| BRIEF |
What is the number of lines containing "Feature"? Give only that number.

══ RECORDS

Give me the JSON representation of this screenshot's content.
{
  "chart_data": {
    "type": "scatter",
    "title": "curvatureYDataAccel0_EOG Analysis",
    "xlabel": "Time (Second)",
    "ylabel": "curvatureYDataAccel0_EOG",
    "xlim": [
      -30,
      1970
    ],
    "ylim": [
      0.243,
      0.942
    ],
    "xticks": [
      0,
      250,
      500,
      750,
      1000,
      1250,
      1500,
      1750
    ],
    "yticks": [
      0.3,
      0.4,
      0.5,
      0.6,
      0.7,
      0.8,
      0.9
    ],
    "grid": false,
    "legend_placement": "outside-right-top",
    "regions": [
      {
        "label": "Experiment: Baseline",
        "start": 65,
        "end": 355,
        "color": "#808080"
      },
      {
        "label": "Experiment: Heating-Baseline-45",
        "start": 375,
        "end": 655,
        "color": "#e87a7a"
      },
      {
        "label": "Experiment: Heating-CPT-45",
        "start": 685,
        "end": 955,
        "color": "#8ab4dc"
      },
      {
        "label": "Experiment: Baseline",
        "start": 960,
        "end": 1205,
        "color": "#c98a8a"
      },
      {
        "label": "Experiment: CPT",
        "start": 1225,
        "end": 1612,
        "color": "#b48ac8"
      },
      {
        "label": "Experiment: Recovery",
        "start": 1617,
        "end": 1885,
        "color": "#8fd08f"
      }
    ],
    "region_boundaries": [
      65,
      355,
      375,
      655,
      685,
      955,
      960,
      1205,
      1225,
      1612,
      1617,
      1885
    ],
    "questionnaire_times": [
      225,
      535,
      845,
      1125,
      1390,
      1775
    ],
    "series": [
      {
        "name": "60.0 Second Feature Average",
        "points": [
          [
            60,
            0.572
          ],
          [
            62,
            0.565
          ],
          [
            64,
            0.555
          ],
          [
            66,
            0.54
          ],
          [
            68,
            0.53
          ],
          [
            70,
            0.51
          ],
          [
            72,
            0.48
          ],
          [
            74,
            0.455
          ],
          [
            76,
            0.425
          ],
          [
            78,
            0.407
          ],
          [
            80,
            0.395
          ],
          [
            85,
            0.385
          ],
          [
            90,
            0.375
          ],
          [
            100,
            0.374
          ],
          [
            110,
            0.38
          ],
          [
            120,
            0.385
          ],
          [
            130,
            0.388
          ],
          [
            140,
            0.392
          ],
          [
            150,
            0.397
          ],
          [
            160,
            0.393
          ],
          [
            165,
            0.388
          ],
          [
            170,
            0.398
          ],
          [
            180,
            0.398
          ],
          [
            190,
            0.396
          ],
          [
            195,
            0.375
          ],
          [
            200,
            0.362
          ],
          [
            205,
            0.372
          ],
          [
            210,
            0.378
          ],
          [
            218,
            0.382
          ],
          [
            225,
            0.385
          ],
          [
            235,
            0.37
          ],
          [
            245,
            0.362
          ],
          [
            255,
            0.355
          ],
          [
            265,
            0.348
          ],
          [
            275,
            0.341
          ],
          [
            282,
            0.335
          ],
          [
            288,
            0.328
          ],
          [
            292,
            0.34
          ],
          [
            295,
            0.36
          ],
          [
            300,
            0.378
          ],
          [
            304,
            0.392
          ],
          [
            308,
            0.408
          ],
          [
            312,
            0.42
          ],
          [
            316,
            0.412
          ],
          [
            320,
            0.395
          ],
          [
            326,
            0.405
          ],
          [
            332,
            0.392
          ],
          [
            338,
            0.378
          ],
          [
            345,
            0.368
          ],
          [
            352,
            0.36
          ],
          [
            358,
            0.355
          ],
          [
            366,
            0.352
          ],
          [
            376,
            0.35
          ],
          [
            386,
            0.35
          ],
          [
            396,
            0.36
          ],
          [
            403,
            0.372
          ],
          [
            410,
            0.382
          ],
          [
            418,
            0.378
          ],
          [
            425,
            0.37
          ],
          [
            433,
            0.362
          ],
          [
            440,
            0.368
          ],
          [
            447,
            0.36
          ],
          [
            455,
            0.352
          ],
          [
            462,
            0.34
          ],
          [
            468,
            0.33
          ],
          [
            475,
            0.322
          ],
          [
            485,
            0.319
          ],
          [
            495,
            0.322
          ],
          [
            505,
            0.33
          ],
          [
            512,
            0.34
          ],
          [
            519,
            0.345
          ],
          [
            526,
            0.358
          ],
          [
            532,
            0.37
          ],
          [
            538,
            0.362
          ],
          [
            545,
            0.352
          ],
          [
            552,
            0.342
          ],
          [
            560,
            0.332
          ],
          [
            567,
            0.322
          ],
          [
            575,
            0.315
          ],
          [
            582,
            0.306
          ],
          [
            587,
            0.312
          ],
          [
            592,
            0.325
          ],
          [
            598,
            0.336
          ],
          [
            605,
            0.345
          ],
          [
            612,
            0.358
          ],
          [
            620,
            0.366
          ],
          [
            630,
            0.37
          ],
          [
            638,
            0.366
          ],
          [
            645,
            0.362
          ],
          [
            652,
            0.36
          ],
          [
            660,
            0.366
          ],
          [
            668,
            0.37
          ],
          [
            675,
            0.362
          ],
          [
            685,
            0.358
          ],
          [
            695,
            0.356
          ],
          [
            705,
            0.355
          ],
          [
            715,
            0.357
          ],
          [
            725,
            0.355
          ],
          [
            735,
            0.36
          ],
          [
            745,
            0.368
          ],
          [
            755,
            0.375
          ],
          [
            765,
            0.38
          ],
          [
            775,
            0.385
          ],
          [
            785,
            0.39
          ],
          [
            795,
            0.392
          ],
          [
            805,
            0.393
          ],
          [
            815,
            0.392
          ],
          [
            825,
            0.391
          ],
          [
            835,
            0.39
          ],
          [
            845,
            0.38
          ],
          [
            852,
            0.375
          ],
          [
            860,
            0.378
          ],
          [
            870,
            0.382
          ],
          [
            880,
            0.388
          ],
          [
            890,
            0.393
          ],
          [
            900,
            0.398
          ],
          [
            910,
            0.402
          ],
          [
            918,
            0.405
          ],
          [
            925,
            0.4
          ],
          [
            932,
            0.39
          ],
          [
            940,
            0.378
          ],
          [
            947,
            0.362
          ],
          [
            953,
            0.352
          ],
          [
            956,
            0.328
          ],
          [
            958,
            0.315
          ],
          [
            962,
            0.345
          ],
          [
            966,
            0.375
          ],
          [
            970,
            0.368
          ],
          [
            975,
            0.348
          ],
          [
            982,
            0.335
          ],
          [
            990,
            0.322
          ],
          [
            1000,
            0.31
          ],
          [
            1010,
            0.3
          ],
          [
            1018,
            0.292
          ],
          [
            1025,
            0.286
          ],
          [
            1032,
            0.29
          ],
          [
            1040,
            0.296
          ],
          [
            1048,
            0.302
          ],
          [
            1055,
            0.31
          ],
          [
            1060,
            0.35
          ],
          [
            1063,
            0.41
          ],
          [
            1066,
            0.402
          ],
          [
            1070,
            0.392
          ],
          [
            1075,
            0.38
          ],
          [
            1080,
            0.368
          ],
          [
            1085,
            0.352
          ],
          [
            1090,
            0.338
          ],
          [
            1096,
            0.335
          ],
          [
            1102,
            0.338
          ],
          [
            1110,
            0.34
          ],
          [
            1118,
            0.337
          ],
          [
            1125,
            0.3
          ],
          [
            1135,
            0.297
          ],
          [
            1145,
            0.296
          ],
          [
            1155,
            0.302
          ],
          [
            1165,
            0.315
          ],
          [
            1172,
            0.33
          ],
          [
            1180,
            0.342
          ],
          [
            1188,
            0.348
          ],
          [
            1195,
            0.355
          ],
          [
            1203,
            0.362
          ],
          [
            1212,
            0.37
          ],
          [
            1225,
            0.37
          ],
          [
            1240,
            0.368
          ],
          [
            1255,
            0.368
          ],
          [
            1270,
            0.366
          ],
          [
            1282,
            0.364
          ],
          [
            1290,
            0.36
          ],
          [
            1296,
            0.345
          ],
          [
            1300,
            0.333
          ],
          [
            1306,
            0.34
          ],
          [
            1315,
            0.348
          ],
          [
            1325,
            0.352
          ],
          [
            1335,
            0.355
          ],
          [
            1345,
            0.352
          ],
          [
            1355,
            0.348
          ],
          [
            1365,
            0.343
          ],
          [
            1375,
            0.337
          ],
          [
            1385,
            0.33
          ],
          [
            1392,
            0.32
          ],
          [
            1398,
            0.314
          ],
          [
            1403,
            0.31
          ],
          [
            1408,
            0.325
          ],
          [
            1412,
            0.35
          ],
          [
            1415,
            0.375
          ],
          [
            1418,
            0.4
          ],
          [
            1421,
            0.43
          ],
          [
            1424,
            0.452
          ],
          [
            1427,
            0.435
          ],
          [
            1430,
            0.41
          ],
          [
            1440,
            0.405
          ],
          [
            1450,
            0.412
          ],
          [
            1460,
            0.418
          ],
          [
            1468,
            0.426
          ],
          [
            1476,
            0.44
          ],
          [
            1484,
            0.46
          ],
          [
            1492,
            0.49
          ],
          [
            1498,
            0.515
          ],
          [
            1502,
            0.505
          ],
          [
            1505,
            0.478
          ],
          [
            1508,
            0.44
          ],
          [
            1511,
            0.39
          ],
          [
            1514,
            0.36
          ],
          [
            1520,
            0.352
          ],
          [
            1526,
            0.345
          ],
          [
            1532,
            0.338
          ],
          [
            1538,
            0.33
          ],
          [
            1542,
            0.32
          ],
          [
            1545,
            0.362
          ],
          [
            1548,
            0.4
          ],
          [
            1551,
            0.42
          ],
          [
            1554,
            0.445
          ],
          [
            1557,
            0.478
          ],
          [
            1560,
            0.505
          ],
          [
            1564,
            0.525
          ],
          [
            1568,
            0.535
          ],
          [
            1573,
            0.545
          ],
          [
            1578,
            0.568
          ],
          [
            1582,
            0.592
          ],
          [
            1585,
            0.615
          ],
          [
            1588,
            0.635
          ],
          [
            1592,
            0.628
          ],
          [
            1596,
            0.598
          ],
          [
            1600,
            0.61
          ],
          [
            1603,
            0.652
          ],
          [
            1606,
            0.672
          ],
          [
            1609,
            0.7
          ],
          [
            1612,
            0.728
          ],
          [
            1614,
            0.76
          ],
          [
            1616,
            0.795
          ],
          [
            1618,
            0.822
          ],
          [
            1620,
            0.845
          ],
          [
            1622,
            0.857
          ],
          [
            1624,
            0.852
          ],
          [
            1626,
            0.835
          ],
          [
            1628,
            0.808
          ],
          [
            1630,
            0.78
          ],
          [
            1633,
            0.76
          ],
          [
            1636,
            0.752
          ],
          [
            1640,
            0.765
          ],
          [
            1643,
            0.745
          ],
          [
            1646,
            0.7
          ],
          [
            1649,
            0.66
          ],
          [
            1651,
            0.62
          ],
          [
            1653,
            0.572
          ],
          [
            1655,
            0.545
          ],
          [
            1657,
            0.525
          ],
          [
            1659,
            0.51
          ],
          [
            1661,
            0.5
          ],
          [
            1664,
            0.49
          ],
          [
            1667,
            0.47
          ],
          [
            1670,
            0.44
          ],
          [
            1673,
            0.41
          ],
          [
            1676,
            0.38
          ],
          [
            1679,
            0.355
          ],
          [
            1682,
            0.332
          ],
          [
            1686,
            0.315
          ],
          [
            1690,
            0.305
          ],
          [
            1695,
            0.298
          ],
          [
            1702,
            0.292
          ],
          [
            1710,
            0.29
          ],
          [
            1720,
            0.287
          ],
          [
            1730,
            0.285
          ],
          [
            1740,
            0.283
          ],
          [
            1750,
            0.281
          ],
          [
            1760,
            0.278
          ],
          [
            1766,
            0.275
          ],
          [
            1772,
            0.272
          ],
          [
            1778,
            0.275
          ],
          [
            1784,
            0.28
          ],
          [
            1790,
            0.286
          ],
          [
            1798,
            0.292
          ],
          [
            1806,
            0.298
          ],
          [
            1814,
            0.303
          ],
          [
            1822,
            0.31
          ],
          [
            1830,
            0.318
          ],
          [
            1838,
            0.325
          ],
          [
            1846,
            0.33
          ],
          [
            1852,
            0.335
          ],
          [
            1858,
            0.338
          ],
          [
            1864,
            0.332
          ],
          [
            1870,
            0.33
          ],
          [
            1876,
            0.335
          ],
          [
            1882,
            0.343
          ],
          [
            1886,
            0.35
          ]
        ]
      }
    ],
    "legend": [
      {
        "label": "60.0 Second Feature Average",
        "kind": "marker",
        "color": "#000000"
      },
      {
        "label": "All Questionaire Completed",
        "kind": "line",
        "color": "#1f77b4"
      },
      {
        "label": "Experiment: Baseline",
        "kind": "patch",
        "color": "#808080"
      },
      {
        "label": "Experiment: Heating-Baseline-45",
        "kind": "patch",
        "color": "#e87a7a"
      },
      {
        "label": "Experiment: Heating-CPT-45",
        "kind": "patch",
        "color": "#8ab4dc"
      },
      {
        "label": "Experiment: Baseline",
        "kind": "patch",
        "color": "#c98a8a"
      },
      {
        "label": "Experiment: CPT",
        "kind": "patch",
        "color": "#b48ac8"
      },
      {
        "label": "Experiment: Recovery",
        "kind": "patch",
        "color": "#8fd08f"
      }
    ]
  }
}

════

| RESULT FOR THIS EXERCISE |
2